(Dataset records)
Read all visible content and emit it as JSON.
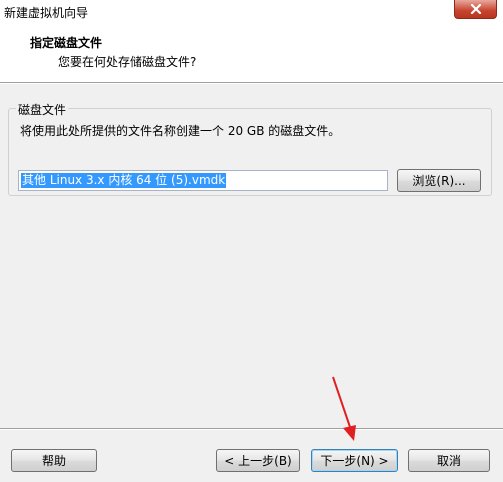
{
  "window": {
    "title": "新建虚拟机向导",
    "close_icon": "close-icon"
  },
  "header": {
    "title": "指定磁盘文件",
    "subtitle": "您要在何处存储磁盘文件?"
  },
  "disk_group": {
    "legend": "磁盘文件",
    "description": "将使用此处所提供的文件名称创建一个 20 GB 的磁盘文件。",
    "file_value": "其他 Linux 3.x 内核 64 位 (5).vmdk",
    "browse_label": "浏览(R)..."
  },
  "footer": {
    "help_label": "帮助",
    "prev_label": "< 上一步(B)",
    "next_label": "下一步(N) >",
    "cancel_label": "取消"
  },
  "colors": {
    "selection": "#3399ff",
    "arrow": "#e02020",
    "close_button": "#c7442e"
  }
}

* **The request**:
Copy out the whole listing exactly, and don't carry over any pictures.

* **Reply**:
Read all visible content and emit it as JSON.
{
  "window": {
    "title": "新建虚拟机向导",
    "close_icon": "close-icon"
  },
  "header": {
    "title": "指定磁盘文件",
    "subtitle": "您要在何处存储磁盘文件?"
  },
  "disk_group": {
    "legend": "磁盘文件",
    "description": "将使用此处所提供的文件名称创建一个 20 GB 的磁盘文件。",
    "file_value": "其他 Linux 3.x 内核 64 位 (5).vmdk",
    "browse_label": "浏览(R)..."
  },
  "footer": {
    "help_label": "帮助",
    "prev_label": "< 上一步(B)",
    "next_label": "下一步(N) >",
    "cancel_label": "取消"
  },
  "colors": {
    "selection": "#3399ff",
    "arrow": "#e02020",
    "close_button": "#c7442e"
  }
}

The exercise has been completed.